(Instructions to follow):
Scan the data for "schemes" and copy the lines it appears in.

------------------------------------

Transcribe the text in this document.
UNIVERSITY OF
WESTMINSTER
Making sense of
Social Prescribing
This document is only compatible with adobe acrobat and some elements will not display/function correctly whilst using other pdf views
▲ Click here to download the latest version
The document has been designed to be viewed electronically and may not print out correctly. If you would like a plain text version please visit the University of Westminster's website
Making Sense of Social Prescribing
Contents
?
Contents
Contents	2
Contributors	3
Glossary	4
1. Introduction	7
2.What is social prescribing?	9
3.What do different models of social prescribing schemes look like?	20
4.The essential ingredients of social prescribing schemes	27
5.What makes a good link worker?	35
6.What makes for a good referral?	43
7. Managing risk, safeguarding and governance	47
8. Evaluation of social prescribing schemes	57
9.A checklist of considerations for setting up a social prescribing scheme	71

------------------------------------

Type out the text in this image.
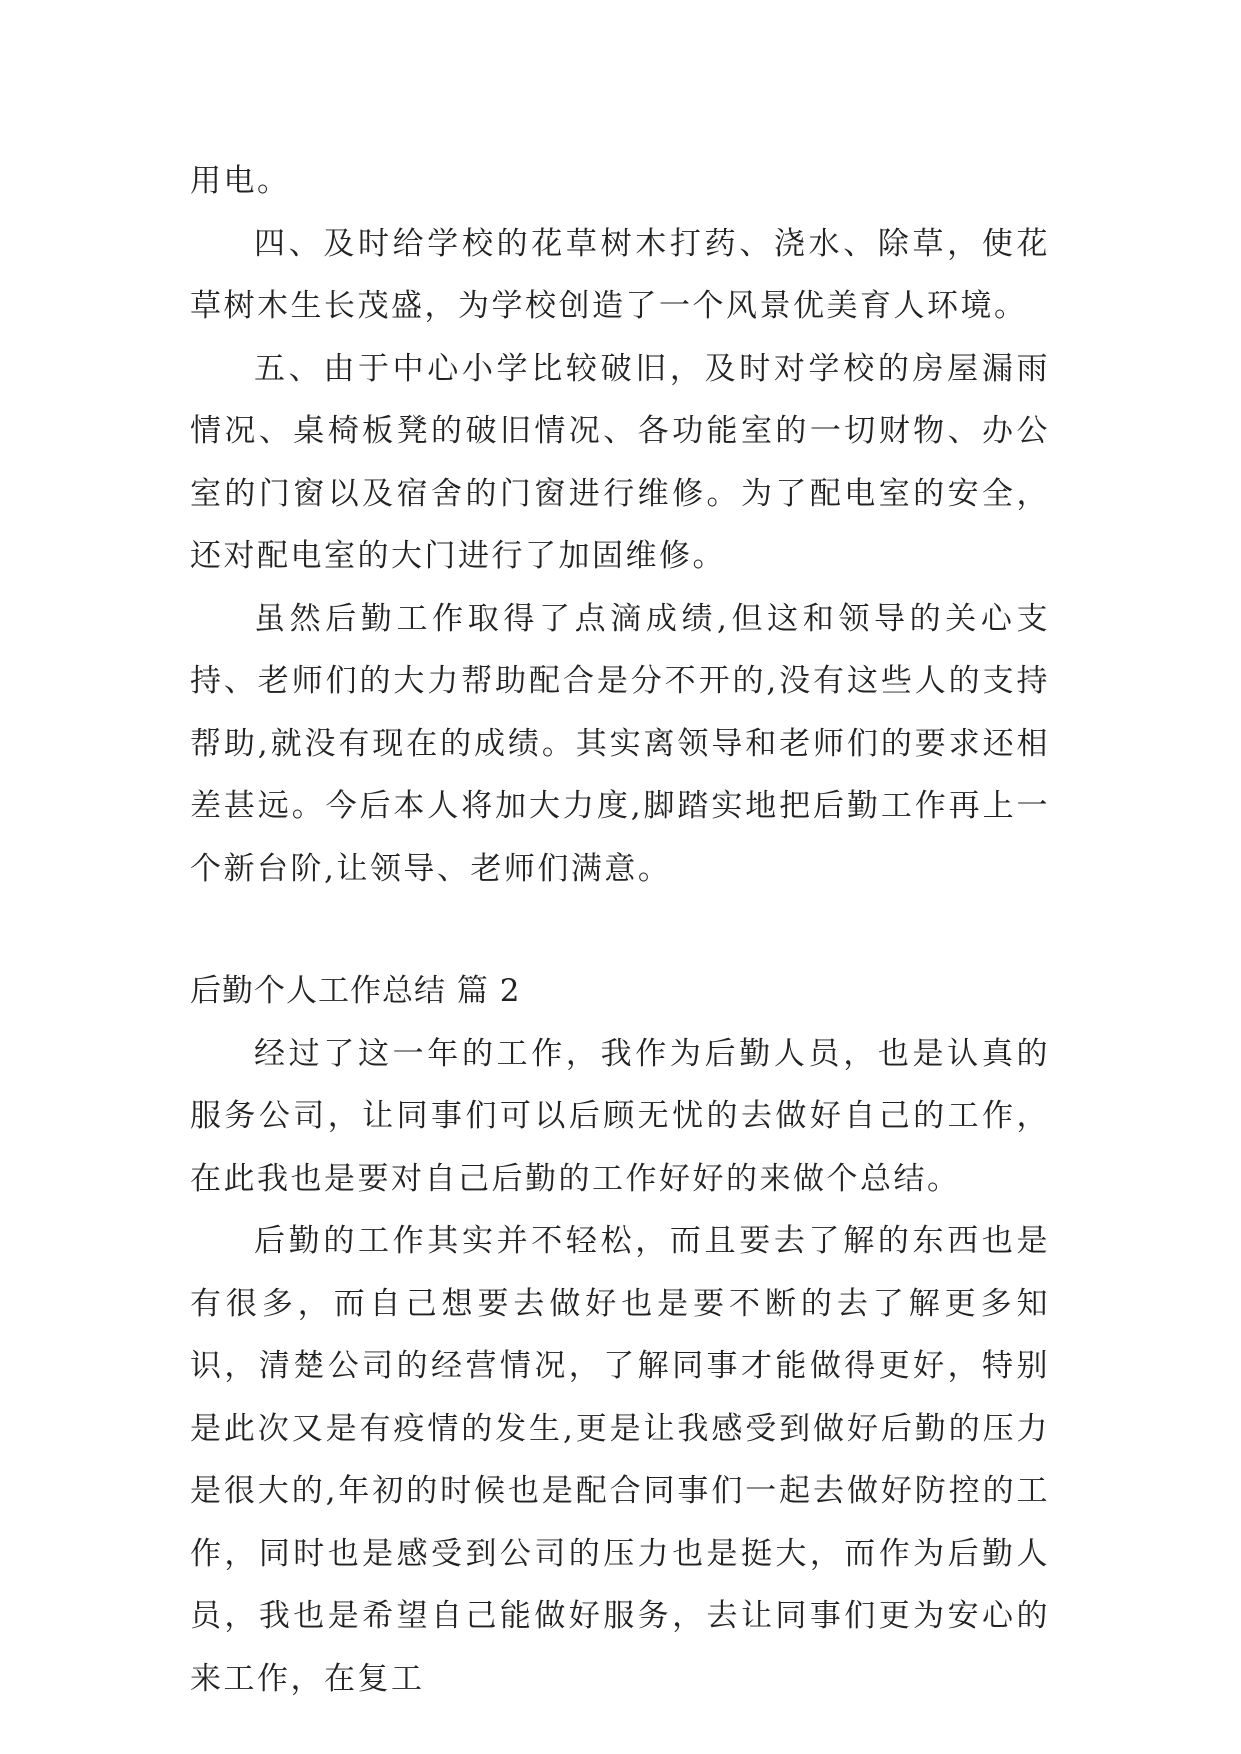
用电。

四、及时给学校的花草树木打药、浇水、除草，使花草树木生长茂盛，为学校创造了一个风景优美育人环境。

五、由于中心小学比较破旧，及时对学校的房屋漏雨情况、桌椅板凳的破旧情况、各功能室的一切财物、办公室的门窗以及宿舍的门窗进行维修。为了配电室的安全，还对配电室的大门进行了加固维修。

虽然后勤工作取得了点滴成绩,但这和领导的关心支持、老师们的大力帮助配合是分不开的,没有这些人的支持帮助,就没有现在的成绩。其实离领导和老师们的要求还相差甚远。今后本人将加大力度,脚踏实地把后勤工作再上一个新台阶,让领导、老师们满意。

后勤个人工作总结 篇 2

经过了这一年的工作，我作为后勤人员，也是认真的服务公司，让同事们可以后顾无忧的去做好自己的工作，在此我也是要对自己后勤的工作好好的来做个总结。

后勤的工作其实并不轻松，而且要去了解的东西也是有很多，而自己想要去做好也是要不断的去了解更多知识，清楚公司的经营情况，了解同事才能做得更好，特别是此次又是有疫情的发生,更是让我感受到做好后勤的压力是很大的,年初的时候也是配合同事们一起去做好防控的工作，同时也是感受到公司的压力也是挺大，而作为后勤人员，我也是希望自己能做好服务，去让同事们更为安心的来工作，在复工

------------------------------------

(Output of the task):
3.What do different models of social prescribing schemes look like?	20
4.The essential ingredients of social prescribing schemes	27
8. Evaluation of social prescribing schemes	57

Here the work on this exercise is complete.